**Exercise task:**
From the listing below, select every line where the word "odsoudil" appears.

Data extracted from a collection
-.-.-

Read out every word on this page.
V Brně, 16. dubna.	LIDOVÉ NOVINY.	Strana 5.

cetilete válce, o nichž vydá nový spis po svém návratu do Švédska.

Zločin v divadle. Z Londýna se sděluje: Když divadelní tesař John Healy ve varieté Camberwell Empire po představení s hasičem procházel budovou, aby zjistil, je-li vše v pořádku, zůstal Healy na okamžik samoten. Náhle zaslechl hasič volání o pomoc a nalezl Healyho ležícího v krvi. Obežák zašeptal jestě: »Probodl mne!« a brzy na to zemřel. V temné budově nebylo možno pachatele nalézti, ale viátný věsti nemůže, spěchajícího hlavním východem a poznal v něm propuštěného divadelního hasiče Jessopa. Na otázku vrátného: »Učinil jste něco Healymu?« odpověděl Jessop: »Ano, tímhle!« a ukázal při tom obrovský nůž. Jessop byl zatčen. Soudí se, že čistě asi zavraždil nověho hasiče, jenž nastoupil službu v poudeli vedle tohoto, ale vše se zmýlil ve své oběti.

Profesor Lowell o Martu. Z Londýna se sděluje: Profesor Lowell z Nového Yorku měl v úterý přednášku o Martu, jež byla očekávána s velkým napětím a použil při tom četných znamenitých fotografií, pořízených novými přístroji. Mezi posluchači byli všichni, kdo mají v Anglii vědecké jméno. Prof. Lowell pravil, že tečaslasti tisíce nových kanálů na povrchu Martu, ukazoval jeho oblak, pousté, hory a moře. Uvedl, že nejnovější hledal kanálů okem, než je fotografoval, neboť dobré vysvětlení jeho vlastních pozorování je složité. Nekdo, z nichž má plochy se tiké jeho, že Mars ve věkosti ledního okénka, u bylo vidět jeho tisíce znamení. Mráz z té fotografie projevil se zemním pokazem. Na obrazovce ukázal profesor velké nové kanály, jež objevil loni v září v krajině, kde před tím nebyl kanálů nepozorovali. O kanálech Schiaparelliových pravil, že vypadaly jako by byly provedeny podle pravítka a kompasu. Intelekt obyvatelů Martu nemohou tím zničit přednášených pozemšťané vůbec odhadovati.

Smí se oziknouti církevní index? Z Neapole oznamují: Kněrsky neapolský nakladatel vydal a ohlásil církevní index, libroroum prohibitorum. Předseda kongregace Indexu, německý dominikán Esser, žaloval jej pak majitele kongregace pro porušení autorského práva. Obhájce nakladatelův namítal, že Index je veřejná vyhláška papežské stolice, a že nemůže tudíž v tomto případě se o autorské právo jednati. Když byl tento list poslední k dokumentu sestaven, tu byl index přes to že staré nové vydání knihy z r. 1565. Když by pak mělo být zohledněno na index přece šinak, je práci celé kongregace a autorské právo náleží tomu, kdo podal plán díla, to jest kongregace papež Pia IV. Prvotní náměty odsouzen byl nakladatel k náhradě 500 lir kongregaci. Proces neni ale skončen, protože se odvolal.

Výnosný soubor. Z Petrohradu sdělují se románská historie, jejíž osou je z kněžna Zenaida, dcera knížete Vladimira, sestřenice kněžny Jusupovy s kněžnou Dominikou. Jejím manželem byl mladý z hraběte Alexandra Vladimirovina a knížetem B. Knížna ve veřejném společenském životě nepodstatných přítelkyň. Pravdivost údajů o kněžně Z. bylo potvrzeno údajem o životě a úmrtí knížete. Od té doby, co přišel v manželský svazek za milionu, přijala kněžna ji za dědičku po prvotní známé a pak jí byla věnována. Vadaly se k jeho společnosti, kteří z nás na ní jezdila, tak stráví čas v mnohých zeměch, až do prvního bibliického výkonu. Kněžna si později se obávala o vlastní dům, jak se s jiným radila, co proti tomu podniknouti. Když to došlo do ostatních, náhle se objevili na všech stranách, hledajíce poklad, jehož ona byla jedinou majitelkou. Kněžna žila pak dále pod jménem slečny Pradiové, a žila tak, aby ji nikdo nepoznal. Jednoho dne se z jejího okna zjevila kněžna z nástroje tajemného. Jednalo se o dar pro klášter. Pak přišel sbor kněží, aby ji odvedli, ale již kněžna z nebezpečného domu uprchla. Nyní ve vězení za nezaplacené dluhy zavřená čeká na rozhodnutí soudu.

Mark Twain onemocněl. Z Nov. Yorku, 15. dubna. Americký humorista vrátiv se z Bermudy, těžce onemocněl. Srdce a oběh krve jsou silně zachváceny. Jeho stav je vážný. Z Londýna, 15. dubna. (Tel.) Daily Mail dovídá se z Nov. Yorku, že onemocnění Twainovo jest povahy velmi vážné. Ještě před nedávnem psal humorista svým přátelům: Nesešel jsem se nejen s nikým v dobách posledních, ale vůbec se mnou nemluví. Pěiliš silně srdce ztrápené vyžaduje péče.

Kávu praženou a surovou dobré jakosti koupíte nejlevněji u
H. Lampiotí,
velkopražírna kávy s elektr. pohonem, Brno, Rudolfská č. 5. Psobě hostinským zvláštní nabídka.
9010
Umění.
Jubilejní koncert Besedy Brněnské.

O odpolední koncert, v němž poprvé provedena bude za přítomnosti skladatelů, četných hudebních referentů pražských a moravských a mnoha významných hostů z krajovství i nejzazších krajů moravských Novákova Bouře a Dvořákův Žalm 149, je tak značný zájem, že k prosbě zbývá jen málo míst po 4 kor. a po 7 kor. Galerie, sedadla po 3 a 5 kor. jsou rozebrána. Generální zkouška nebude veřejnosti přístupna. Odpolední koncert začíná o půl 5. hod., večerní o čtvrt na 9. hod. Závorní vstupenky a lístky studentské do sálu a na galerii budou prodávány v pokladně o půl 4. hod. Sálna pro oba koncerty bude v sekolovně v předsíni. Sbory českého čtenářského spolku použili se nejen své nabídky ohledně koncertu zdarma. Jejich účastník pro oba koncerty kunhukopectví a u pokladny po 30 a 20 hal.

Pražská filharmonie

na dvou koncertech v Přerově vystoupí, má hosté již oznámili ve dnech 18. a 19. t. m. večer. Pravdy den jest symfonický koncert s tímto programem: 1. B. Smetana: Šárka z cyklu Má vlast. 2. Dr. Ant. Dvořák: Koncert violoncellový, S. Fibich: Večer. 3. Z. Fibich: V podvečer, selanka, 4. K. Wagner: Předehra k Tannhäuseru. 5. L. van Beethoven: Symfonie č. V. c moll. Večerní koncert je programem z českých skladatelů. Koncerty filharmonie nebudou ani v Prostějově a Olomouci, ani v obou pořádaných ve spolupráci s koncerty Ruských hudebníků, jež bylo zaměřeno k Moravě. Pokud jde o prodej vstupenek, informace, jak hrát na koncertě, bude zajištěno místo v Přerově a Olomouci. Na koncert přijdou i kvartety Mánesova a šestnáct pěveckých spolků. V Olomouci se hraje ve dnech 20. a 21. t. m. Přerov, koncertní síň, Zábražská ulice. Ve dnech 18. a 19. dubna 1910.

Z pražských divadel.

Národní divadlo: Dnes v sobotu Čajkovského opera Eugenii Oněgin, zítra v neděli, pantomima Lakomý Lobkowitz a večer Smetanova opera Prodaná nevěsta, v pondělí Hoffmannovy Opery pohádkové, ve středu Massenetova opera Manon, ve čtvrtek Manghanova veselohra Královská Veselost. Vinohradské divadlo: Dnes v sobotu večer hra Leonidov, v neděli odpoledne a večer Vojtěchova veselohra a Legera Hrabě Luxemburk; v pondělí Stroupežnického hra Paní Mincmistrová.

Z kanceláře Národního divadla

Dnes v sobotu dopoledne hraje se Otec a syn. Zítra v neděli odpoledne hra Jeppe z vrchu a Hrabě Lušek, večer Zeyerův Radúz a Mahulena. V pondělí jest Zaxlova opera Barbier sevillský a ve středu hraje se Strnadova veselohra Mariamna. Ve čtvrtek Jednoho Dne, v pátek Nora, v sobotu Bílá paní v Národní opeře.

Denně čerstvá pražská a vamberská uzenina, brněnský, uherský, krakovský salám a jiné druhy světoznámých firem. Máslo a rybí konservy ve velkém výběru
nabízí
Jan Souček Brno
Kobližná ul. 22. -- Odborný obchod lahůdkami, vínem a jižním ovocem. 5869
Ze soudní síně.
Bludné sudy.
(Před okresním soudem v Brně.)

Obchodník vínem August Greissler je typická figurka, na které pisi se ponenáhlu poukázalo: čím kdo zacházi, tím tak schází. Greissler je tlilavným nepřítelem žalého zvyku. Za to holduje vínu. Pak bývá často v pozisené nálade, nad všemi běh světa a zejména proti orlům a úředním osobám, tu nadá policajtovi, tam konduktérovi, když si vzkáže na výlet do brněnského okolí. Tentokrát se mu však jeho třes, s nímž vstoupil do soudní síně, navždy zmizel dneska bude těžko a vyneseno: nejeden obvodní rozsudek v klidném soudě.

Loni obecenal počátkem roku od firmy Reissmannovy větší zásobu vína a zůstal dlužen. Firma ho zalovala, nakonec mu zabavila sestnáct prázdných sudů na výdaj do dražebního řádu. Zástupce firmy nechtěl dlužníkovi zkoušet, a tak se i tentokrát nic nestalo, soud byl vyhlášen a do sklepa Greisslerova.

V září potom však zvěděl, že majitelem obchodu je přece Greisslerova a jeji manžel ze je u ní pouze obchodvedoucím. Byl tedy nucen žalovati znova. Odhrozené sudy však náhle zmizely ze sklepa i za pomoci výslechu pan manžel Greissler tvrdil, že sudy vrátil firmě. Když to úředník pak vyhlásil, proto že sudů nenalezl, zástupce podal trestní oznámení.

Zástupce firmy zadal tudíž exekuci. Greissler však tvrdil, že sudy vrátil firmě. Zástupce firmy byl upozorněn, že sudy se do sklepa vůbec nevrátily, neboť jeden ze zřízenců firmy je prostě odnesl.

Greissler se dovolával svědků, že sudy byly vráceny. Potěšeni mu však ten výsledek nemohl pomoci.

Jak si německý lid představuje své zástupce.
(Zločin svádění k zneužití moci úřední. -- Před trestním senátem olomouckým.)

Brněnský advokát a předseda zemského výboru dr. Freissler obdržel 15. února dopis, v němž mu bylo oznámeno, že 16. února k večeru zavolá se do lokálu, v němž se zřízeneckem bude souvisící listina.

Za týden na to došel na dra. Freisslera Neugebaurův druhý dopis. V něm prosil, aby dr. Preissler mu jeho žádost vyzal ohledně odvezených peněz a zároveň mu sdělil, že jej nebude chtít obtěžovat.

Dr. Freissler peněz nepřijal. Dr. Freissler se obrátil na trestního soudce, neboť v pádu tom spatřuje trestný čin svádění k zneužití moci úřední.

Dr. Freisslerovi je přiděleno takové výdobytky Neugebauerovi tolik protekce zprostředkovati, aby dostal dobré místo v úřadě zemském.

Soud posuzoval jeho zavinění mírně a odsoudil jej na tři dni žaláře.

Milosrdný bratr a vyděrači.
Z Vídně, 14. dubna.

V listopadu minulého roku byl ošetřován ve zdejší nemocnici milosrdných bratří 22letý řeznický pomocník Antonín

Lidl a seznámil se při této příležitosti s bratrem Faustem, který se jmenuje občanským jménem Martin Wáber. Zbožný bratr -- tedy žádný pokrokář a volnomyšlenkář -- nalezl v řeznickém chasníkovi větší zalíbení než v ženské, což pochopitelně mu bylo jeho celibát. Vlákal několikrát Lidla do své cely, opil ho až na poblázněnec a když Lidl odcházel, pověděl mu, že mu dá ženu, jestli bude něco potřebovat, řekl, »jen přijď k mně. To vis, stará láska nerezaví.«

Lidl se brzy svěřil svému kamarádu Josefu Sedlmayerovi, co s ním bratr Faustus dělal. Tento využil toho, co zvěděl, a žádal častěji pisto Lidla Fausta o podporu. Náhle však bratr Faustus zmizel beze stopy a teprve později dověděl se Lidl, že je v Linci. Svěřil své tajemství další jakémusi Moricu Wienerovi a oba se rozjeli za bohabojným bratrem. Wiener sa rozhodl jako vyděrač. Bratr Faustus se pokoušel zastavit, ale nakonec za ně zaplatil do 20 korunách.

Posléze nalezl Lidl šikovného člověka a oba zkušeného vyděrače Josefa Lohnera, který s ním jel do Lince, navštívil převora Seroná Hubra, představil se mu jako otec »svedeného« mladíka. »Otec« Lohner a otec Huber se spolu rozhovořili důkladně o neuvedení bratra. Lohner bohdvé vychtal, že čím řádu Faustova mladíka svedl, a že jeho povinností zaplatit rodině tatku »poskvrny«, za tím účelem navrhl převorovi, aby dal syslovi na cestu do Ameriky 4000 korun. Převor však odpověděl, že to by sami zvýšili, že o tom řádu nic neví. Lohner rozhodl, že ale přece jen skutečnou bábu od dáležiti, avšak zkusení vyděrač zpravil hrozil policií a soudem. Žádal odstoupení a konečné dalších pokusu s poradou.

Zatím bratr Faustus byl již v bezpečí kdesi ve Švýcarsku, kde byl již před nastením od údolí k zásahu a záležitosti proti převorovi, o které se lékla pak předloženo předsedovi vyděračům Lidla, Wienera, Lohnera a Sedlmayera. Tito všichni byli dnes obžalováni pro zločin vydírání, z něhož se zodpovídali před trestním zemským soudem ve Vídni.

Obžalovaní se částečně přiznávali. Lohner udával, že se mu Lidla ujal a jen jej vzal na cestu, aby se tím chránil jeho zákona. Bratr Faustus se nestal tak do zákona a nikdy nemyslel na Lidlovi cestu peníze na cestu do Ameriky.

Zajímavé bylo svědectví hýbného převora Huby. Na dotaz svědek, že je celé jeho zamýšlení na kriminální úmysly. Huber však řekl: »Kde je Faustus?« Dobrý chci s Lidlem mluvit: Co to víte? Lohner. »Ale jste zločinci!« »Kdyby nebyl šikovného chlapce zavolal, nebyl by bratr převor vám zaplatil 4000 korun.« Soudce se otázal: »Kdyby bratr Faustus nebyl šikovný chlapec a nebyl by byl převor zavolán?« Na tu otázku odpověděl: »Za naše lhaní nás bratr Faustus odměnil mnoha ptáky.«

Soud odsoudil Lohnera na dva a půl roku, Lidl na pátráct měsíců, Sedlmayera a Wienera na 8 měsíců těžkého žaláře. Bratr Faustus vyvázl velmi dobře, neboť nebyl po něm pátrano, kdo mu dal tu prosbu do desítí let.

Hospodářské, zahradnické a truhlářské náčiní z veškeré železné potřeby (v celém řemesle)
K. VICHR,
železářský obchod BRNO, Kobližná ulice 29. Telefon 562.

-.-.-

**Completed exercise:**
Soud posuzoval jeho zavinění mírně a odsoudil jej na tři dni žaláře.
Soud odsoudil Lohnera na dva a půl roku, Lidl na pátráct měsíců, Sedlmayera a Wienera na 8 měsíců těžkého žaláře. Bratr Faustus vyvázl velmi dobře, neboť nebyl po něm pátrano, kdo mu dal tu prosbu do desítí let.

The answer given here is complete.